Reproduce all entries precisely, down to the last character.

....

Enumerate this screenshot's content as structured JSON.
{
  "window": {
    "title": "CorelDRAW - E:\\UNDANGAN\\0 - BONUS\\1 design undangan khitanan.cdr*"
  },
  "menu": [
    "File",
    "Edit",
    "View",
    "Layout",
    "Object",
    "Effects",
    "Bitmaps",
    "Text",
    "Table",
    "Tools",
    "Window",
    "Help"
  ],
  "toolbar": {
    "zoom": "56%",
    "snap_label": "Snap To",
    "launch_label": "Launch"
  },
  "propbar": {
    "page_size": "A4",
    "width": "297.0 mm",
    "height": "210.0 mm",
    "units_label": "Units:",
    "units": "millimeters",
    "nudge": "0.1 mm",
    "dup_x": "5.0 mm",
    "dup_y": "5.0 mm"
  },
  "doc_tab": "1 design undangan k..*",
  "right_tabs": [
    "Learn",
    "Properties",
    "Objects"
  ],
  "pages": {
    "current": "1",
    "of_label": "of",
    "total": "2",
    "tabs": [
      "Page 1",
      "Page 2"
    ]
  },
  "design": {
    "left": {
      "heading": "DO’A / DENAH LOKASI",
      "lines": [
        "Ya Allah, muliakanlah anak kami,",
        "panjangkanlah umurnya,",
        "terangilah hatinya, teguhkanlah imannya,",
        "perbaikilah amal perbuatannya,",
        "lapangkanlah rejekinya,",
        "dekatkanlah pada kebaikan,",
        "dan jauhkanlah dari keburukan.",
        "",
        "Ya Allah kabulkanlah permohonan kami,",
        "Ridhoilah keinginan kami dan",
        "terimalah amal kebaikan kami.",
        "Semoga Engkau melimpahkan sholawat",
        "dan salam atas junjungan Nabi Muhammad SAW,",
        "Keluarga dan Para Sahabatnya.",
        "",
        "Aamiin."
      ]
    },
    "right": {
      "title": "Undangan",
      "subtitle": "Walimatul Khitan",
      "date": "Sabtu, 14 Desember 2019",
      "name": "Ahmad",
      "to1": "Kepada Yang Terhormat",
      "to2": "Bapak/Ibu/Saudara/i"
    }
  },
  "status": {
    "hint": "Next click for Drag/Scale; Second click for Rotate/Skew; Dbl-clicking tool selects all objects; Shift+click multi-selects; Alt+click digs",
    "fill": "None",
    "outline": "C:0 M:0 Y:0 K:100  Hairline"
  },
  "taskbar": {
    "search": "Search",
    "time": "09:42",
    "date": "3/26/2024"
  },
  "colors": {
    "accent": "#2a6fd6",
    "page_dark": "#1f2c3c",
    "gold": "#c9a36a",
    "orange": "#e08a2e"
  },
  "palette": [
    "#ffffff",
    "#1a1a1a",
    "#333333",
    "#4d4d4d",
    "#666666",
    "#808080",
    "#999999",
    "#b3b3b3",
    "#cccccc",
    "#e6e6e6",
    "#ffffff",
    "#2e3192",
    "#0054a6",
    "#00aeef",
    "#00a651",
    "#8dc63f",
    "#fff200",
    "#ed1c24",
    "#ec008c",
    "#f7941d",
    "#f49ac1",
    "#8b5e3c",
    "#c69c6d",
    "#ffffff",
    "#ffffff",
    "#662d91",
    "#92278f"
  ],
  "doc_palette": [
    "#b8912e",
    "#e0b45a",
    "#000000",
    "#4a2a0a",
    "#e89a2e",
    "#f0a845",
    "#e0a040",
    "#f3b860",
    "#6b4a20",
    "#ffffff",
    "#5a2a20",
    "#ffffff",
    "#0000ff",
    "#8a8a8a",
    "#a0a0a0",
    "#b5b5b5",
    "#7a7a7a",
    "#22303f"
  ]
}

....

* THE OUTPUT:
Enumerate this screenshot's content as structured JSON.
{
  "window": {
    "title": "CorelDRAW - E:\\UNDANGAN\\0 - BONUS\\1 design undangan khitanan.cdr*"
  },
  "menu": [
    "File",
    "Edit",
    "View",
    "Layout",
    "Object",
    "Effects",
    "Bitmaps",
    "Text",
    "Table",
    "Tools",
    "Window",
    "Help"
  ],
  "toolbar": {
    "zoom": "56%",
    "snap_label": "Snap To",
    "launch_label": "Launch"
  },
  "propbar": {
    "page_size": "A4",
    "width": "297.0 mm",
    "height": "210.0 mm",
    "units_label": "Units:",
    "units": "millimeters",
    "nudge": "0.1 mm",
    "dup_x": "5.0 mm",
    "dup_y": "5.0 mm"
  },
  "doc_tab": "1 design undangan k..*",
  "right_tabs": [
    "Learn",
    "Properties",
    "Objects"
  ],
  "pages": {
    "current": "1",
    "of_label": "of",
    "total": "2",
    "tabs": [
      "Page 1",
      "Page 2"
    ]
  },
  "design": {
    "left": {
      "heading": "DO’A / DENAH LOKASI",
      "lines": [
        "Ya Allah, muliakanlah anak kami,",
        "panjangkanlah umurnya,",
        "terangilah hatinya, teguhkanlah imannya,",
        "perbaikilah amal perbuatannya,",
        "lapangkanlah rejekinya,",
        "dekatkanlah pada kebaikan,",
        "dan jauhkanlah dari keburukan.",
        "",
        "Ya Allah kabulkanlah permohonan kami,",
        "Ridhoilah keinginan kami dan",
        "terimalah amal kebaikan kami.",
        "Semoga Engkau melimpahkan sholawat",
        "dan salam atas junjungan Nabi Muhammad SAW,",
        "Keluarga dan Para Sahabatnya.",
        "",
        "Aamiin."
      ]
    },
    "right": {
      "title": "Undangan",
      "subtitle": "Walimatul Khitan",
      "date": "Sabtu, 14 Desember 2019",
      "name": "Ahmad",
      "to1": "Kepada Yang Terhormat",
      "to2": "Bapak/Ibu/Saudara/i"
    }
  },
  "status": {
    "hint": "Next click for Drag/Scale; Second click for Rotate/Skew; Dbl-clicking tool selects all objects; Shift+click multi-selects; Alt+click digs",
    "fill": "None",
    "outline": "C:0 M:0 Y:0 K:100  Hairline"
  },
  "taskbar": {
    "search": "Search",
    "time": "09:42",
    "date": "3/26/2024"
  },
  "colors": {
    "accent": "#2a6fd6",
    "page_dark": "#1f2c3c",
    "gold": "#c9a36a",
    "orange": "#e08a2e"
  },
  "palette": [
    "#ffffff",
    "#1a1a1a",
    "#333333",
    "#4d4d4d",
    "#666666",
    "#808080",
    "#999999",
    "#b3b3b3",
    "#cccccc",
    "#e6e6e6",
    "#ffffff",
    "#2e3192",
    "#0054a6",
    "#00aeef",
    "#00a651",
    "#8dc63f",
    "#fff200",
    "#ed1c24",
    "#ec008c",
    "#f7941d",
    "#f49ac1",
    "#8b5e3c",
    "#c69c6d",
    "#ffffff",
    "#ffffff",
    "#662d91",
    "#92278f"
  ],
  "doc_palette": [
    "#b8912e",
    "#e0b45a",
    "#000000",
    "#4a2a0a",
    "#e89a2e",
    "#f0a845",
    "#e0a040",
    "#f3b860",
    "#6b4a20",
    "#ffffff",
    "#5a2a20",
    "#ffffff",
    "#0000ff",
    "#8a8a8a",
    "#a0a0a0",
    "#b5b5b5",
    "#7a7a7a",
    "#22303f"
  ]
}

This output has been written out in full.